__Your objective__: From top to bottom, return the records that follow exactly.

● ● ● ● ● ● ●

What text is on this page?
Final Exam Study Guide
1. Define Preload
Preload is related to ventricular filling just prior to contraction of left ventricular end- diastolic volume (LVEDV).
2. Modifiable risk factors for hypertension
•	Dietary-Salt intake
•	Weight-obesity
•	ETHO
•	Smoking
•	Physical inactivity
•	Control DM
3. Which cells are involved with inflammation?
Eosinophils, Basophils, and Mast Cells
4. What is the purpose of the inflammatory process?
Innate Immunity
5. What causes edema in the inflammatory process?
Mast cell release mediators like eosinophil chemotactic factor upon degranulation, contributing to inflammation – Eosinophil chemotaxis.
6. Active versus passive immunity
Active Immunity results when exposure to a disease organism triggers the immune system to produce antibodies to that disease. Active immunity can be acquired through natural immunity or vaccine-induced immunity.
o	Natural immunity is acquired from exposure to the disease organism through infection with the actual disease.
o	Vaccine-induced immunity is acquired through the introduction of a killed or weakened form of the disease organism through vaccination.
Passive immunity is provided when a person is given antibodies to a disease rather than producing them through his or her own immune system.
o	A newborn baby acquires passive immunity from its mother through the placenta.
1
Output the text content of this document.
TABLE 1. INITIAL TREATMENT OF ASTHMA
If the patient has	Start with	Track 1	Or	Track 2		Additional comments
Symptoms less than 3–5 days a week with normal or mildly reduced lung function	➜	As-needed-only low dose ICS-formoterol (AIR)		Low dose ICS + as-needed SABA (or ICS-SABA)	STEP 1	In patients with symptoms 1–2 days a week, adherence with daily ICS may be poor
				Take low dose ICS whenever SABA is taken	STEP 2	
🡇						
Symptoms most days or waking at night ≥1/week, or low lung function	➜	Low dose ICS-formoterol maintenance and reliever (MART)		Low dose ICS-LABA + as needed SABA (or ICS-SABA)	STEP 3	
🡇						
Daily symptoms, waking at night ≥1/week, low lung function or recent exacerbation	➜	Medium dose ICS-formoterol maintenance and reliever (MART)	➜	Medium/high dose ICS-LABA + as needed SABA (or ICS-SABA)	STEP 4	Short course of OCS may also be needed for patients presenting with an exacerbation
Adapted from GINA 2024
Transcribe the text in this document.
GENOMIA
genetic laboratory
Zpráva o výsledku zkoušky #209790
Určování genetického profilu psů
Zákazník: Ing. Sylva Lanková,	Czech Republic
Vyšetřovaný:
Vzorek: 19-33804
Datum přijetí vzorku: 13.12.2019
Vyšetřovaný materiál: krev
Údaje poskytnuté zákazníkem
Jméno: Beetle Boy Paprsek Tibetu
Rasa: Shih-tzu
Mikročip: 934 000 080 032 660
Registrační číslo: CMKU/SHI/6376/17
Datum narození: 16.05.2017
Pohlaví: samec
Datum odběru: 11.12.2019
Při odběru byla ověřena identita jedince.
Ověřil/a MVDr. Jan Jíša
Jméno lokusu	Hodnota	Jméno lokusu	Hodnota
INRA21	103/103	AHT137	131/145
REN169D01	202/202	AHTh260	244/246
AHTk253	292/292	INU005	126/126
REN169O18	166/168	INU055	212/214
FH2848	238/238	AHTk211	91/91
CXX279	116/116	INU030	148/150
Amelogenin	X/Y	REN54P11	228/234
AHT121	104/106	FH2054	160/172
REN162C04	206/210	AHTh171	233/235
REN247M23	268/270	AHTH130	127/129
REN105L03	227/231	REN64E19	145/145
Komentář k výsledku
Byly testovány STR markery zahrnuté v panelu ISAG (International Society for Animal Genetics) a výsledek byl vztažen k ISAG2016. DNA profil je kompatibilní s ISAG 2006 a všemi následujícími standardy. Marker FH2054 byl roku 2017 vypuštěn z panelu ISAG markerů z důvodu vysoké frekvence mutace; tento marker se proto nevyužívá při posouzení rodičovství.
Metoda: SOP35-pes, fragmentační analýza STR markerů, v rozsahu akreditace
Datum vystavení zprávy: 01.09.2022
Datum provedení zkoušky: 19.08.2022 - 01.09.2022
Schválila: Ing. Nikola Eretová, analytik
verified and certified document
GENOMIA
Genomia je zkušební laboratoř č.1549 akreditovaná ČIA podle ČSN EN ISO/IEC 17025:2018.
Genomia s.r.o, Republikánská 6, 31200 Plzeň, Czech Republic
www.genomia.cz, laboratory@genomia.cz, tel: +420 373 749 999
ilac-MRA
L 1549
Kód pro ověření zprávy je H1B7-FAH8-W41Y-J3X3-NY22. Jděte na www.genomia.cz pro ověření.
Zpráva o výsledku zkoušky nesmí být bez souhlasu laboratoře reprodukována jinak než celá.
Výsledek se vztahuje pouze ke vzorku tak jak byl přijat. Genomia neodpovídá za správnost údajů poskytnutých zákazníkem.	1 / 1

● ● ● ● ● ● ●

__Task solution__:
What text is on this page?
Final Exam Study Guide
1. Define Preload
Preload is related to ventricular filling just prior to contraction of left ventricular end- diastolic volume (LVEDV).
2. Modifiable risk factors for hypertension
•	Dietary-Salt intake
•	Weight-obesity
•	ETHO
•	Smoking
•	Physical inactivity
•	Control DM
3. Which cells are involved with inflammation?
Eosinophils, Basophils, and Mast Cells
4. What is the purpose of the inflammatory process?
Innate Immunity
5. What causes edema in the inflammatory process?
Mast cell release mediators like eosinophil chemotactic factor upon degranulation, contributing to inflammation – Eosinophil chemotaxis.
6. Active versus passive immunity
Active Immunity results when exposure to a disease organism triggers the immune system to produce antibodies to that disease. Active immunity can be acquired through natural immunity or vaccine-induced immunity.
o	Natural immunity is acquired from exposure to the disease organism through infection with the actual disease.
o	Vaccine-induced immunity is acquired through the introduction of a killed or weakened form of the disease organism through vaccination.
Passive immunity is provided when a person is given antibodies to a disease rather than producing them through his or her own immune system.
o	A newborn baby acquires passive immunity from its mother through the placenta.
1
Output the text content of this document.
TABLE 1. INITIAL TREATMENT OF ASTHMA
If the patient has	Start with	Track 1	Or	Track 2		Additional comments
Symptoms less than 3–5 days a week with normal or mildly reduced lung function	➜	As-needed-only low dose ICS-formoterol (AIR)		Low dose ICS + as-needed SABA (or ICS-SABA)	STEP 1	In patients with symptoms 1–2 days a week, adherence with daily ICS may be poor
				Take low dose ICS whenever SABA is taken	STEP 2	
🡇						
Symptoms most days or waking at night ≥1/week, or low lung function	➜	Low dose ICS-formoterol maintenance and reliever (MART)		Low dose ICS-LABA + as needed SABA (or ICS-SABA)	STEP 3	
🡇						
Daily symptoms, waking at night ≥1/week, low lung function or recent exacerbation	➜	Medium dose ICS-formoterol maintenance and reliever (MART)	➜	Medium/high dose ICS-LABA + as needed SABA (or ICS-SABA)	STEP 4	Short course of OCS may also be needed for patients presenting with an exacerbation
Adapted from GINA 2024
Transcribe the text in this document.
GENOMIA
genetic laboratory
Zpráva o výsledku zkoušky #209790
Určování genetického profilu psů
Zákazník: Ing. Sylva Lanková,	Czech Republic
Vyšetřovaný:
Vzorek: 19-33804
Datum přijetí vzorku: 13.12.2019
Vyšetřovaný materiál: krev
Údaje poskytnuté zákazníkem
Jméno: Beetle Boy Paprsek Tibetu
Rasa: Shih-tzu
Mikročip: 934 000 080 032 660
Registrační číslo: CMKU/SHI/6376/17
Datum narození: 16.05.2017
Pohlaví: samec
Datum odběru: 11.12.2019
Při odběru byla ověřena identita jedince.
Ověřil/a MVDr. Jan Jíša
Jméno lokusu	Hodnota	Jméno lokusu	Hodnota
INRA21	103/103	AHT137	131/145
REN169D01	202/202	AHTh260	244/246
AHTk253	292/292	INU005	126/126
REN169O18	166/168	INU055	212/214
FH2848	238/238	AHTk211	91/91
CXX279	116/116	INU030	148/150
Amelogenin	X/Y	REN54P11	228/234
AHT121	104/106	FH2054	160/172
REN162C04	206/210	AHTh171	233/235
REN247M23	268/270	AHTH130	127/129
REN105L03	227/231	REN64E19	145/145
Komentář k výsledku
Byly testovány STR markery zahrnuté v panelu ISAG (International Society for Animal Genetics) a výsledek byl vztažen k ISAG2016. DNA profil je kompatibilní s ISAG 2006 a všemi následujícími standardy. Marker FH2054 byl roku 2017 vypuštěn z panelu ISAG markerů z důvodu vysoké frekvence mutace; tento marker se proto nevyužívá při posouzení rodičovství.
Metoda: SOP35-pes, fragmentační analýza STR markerů, v rozsahu akreditace
Datum vystavení zprávy: 01.09.2022
Datum provedení zkoušky: 19.08.2022 - 01.09.2022
Schválila: Ing. Nikola Eretová, analytik
verified and certified document
GENOMIA
Genomia je zkušební laboratoř č.1549 akreditovaná ČIA podle ČSN EN ISO/IEC 17025:2018.
Genomia s.r.o, Republikánská 6, 31200 Plzeň, Czech Republic
www.genomia.cz, laboratory@genomia.cz, tel: +420 373 749 999
ilac-MRA
L 1549
Kód pro ověření zprávy je H1B7-FAH8-W41Y-J3X3-NY22. Jděte na www.genomia.cz pro ověření.
Zpráva o výsledku zkoušky nesmí být bez souhlasu laboratoře reprodukována jinak než celá.
Výsledek se vztahuje pouze ke vzorku tak jak byl přijat. Genomia neodpovídá za správnost údajů poskytnutých zákazníkem.	1 / 1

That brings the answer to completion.